* Exercise
Check each line of the data for "учреждения" and select those that have it.

* Records provided
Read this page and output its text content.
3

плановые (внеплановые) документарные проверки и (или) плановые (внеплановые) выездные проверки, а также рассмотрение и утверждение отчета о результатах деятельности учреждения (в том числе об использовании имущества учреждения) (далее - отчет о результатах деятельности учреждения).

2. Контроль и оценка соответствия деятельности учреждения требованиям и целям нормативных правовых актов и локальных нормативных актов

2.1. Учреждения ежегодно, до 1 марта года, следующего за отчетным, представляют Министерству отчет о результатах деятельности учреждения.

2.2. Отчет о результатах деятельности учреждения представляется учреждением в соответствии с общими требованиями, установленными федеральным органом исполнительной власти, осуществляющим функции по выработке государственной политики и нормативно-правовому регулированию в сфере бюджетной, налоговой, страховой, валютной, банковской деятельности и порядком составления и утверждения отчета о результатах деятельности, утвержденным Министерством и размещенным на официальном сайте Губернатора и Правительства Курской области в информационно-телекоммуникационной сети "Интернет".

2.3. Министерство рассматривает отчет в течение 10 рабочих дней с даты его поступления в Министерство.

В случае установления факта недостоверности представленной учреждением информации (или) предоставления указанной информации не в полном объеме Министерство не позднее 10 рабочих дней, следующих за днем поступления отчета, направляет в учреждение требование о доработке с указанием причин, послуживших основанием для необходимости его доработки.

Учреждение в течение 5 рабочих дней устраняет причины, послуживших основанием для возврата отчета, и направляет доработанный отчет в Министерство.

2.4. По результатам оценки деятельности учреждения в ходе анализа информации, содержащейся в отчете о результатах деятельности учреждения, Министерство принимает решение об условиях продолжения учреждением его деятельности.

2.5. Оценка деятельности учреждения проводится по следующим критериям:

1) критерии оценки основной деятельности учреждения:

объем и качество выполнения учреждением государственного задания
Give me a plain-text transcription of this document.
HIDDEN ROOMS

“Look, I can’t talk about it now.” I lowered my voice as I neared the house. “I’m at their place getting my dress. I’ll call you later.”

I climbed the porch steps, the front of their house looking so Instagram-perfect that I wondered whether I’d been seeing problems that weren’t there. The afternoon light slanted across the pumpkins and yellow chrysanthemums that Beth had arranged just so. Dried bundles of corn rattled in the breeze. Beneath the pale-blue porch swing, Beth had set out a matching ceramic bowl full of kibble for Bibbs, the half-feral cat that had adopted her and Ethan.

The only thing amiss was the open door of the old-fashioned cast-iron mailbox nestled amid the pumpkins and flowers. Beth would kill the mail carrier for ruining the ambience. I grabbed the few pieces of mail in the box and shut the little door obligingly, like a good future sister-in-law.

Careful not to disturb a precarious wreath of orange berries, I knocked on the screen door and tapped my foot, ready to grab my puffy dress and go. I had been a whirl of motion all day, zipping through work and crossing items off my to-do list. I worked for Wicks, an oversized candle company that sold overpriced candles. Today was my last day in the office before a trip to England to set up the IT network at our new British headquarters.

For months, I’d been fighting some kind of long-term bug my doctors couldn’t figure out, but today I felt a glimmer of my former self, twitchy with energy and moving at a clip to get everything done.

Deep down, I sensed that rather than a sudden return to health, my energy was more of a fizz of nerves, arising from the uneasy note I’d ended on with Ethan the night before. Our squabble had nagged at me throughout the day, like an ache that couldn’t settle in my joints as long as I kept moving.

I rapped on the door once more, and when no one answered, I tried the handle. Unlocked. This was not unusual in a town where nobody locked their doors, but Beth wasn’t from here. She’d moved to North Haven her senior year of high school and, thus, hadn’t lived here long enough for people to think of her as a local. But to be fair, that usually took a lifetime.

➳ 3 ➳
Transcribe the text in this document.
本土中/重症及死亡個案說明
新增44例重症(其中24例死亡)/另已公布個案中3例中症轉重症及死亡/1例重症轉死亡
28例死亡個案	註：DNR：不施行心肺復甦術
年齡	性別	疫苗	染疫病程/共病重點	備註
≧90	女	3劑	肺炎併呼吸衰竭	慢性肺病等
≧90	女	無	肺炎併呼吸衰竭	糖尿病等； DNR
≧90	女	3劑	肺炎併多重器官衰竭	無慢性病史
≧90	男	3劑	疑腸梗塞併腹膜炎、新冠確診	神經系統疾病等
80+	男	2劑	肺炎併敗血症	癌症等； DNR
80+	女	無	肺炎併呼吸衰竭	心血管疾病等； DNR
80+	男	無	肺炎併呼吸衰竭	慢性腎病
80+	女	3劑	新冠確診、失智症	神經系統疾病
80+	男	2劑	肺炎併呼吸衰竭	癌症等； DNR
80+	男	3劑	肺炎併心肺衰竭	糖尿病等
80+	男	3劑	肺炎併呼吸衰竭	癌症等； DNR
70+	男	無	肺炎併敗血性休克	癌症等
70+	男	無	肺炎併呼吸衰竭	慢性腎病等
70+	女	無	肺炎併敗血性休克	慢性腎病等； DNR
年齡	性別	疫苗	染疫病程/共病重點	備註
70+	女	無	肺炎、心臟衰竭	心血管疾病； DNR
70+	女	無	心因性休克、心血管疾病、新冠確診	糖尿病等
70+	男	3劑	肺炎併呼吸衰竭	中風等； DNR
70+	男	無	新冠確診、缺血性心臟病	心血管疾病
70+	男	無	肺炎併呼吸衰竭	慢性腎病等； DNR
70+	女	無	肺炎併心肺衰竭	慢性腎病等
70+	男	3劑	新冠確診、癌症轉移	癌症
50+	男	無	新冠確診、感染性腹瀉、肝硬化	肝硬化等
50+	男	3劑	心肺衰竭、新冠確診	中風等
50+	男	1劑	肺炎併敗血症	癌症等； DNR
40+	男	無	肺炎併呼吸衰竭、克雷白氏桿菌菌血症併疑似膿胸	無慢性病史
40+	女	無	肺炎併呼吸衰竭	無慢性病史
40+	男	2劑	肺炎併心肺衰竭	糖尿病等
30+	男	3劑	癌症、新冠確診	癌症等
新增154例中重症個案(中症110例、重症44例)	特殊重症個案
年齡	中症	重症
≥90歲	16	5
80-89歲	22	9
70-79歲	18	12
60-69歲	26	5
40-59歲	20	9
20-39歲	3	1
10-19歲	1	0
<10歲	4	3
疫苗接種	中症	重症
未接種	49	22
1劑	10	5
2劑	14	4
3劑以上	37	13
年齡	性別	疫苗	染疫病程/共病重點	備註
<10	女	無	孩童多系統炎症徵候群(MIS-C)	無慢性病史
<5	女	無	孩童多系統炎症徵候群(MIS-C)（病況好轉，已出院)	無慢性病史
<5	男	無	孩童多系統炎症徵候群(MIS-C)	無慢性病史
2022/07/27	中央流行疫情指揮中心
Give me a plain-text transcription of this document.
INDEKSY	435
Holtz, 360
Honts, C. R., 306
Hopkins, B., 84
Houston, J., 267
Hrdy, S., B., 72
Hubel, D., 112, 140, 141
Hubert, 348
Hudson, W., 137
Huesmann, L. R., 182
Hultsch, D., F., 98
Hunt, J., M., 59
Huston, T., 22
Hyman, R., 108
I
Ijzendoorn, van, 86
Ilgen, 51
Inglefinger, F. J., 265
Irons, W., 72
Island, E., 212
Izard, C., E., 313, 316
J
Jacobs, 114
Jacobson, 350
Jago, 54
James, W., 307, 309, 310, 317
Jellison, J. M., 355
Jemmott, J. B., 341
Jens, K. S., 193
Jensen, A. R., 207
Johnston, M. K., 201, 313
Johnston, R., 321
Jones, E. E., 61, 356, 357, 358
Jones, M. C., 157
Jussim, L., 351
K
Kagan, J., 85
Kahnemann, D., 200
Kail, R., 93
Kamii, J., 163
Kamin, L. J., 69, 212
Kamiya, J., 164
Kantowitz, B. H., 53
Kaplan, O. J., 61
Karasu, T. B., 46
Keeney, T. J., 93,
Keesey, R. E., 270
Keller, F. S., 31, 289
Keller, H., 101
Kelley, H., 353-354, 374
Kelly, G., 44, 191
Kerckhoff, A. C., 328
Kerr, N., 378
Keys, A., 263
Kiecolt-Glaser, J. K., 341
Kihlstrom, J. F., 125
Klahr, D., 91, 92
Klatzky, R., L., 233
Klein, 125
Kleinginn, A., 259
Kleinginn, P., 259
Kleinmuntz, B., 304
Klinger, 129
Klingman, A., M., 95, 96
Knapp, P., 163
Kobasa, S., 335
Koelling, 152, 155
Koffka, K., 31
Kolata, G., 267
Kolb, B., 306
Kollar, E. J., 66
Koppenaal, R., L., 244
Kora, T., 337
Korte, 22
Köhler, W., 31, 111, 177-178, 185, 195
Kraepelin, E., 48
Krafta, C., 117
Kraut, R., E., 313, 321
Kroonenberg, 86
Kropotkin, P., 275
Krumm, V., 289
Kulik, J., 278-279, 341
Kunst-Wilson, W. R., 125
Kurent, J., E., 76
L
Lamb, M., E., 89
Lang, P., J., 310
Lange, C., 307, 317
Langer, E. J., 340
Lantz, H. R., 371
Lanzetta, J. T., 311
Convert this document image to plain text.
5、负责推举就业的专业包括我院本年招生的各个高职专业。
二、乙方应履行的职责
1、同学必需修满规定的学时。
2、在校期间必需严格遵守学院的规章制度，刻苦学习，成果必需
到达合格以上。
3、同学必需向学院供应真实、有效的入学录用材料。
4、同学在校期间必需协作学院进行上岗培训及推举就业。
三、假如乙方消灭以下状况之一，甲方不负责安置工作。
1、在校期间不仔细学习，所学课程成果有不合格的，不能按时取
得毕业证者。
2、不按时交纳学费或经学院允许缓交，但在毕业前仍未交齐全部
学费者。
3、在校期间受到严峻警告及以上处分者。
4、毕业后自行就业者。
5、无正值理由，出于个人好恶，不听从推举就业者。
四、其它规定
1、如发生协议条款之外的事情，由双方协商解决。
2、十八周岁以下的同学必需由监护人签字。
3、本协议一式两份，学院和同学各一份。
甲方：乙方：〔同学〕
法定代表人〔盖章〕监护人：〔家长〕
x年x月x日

* Result of this exercise
плановые (внеплановые) документарные проверки и (или) плановые (внеплановые) выездные проверки, а также рассмотрение и утверждение отчета о результатах деятельности учреждения (в том числе об использовании имущества учреждения) (далее - отчет о результатах деятельности учреждения).
2. Контроль и оценка соответствия деятельности учреждения требованиям и целям нормативных правовых актов и локальных нормативных актов
2.1. Учреждения ежегодно, до 1 марта года, следующего за отчетным, представляют Министерству отчет о результатах деятельности учреждения.
2.2. Отчет о результатах деятельности учреждения представляется учреждением в соответствии с общими требованиями, установленными федеральным органом исполнительной власти, осуществляющим функции по выработке государственной политики и нормативно-правовому регулированию в сфере бюджетной, налоговой, страховой, валютной, банковской деятельности и порядком составления и утверждения отчета о результатах деятельности, утвержденным Министерством и размещенным на официальном сайте Губернатора и Правительства Курской области в информационно-телекоммуникационной сети "Интернет".
2.4. По результатам оценки деятельности учреждения в ходе анализа информации, содержащейся в отчете о результатах деятельности учреждения, Министерство принимает решение об условиях продолжения учреждением его деятельности.
2.5. Оценка деятельности учреждения проводится по следующим критериям:
1) критерии оценки основной деятельности учреждения:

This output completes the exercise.